▸ QUESTIONS TO ANSWER:
**1.** According to the news report on Delhi's air pollution, why did the World Health Organization rank New Delhi as the worst city for air pollution? Answer in one to three sentences.
**2.** Continue the news report on Delhi's air pollution from its final sentence.

▸ SOURCE PASSAGE:
_____

NEW DELHI—As winter sets in to India’s capital, the pollution and poor air quality is growing worse and many hospitals are reporting an increase in the number of patients admitted for respiratory illnesses.
Dr. Rajesh Chawla, a senior consultant in the respiratory and critical care department at the Indraprastha Apollo Hospital in Delhi says the air pollution is especially affecting children.
“There is an increase in the number of people who get a recurrent irritative cough, recurrent episodes of sinusitis and more frequent attacks of asthma and chronic obstructive pulmonary disease (COPD),” he said in an email.
Earlier in December, a non-profit called the Center for Science and Environment (CSE) released a study of Delhi’s air quality. The study, running from November to December, was conducted by attaching portable air quality monitors to a group of citizens as they went about their daily life, and then comparing the results to the data collected by the government.
“Our data is quite shocking,” said CSE director general, Sunita Narain, in a statement. “We have found that daily personal exposure to toxic air is significantly higher than the background ambient air pollution that is monitored by the Delhi Pollution Control Committee.”
The CSE study recorded levels of particulate matter (PM) 2.5, some of the most dangerous particles for human health, at three to four times India’s national standard in a 24-hour period.
The World Health Organization ranked New Delhi as the worst city for air pollution in a study of 1,600 cities across the world earlier this year, mostly because of its high PM 2.5 and PM 10 counts.
For Rajeev Sharma, a mechanic who has been working in an engineering company in the Patparganj industrial area of the city, the pollution is a day-to-day threat to his health.
“I’m suffering from skin allergies. Even most of the people [here] are suffering from skin allergies and this is just because industries around are not following industrial pollution safety,” he said.
In another industrial area in Delhi called Mandoli, chimneys can be seen exhuming thick black smoke, and pools of polluted industrial water lie stagnant in the roads, reflecting the vehicles that spew noxious emissions above.

_____

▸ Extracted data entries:
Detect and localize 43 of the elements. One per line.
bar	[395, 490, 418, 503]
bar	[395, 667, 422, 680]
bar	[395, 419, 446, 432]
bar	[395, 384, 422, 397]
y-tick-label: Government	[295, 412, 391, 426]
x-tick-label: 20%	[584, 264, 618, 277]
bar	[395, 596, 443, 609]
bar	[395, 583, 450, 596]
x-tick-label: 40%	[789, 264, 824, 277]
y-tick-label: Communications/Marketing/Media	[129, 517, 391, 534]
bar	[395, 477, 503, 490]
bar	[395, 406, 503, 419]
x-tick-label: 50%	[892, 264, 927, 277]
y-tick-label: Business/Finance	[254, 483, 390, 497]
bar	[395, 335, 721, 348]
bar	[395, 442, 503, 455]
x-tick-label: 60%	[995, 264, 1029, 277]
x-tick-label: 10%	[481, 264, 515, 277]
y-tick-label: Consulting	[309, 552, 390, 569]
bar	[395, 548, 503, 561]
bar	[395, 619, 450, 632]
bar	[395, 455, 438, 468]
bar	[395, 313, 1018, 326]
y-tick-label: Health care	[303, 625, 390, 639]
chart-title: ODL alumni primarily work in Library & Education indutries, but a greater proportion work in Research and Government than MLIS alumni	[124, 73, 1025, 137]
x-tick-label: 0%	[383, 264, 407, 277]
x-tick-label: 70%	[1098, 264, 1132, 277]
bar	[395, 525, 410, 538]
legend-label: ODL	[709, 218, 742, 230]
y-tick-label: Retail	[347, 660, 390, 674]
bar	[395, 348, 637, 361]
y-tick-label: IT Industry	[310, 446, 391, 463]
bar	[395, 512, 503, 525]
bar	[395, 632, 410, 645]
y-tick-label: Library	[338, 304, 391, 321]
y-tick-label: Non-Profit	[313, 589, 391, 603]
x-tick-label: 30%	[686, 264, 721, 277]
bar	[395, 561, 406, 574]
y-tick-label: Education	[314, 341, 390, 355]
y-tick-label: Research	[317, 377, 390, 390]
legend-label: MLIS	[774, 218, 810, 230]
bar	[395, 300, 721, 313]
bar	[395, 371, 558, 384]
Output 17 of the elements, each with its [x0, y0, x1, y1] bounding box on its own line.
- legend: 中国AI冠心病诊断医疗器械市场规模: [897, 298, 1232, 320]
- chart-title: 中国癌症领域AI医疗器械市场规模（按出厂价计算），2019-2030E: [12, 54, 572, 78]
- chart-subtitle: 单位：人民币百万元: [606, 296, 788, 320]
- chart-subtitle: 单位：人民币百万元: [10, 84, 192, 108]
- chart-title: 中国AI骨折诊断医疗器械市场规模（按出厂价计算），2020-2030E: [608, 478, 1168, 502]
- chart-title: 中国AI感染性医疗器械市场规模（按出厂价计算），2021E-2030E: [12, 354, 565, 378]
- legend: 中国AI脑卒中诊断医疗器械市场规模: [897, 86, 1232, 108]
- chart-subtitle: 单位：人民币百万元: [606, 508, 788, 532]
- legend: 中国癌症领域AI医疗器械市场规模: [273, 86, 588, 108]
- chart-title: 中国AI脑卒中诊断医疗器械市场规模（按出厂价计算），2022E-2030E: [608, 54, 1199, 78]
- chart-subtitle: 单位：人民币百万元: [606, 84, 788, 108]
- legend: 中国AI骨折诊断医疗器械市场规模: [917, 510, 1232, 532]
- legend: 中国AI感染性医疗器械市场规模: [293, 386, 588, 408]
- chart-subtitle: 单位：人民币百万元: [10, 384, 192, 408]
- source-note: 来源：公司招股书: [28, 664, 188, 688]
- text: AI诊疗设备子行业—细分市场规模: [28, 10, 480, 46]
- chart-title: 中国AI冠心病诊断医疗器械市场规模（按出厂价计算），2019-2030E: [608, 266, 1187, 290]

_____

▸ EXERCISE RESPONSES:
**1.** The World Health Organization ranked New Delhi worst among the 1,600 cities in its study mostly because of the city's high PM 2.5 and PM 10 counts.

**2.**
Satish Sharma, the director of an NGO called the Delhi Pollution Control Society, said the pollution has a lot to do with the city’s booming auto industry. Delhi has the highest vehicle density in the country, and every year about 1,400 cars are added to the city’s roads.
“Public vehicles in Delhi all run on CNG [compressed natural gas] but private vehicles still run on diesel,” he said. “People are buying more diesel cars because it’s cheaper.”
In April, the Delhi Pollution Control Society did a door-to-door survey of 118 automobile service stations in the city, none of which had the mandatory pollution safety permits from the government.
After that survey, the Delhi Pollution Control Committee, a government-run body, studied another 481 stations and found that 435 of them were not following environmental protocols either.
The pollution in the city also comes from domestic sources—people still burn coal, kerosene, cow dung and other dirty biomass fuels that the government cannot easily regulate.
“We are giving poison to our children,” said Satish. “Delhi is no longer a place to live.”
The Delhi Pollution Control Society has called for higher emission standards for vehicles, government health advisories on days when air pollution levels become dangerous, better controls on polluting industries and more alternative modes of transportation.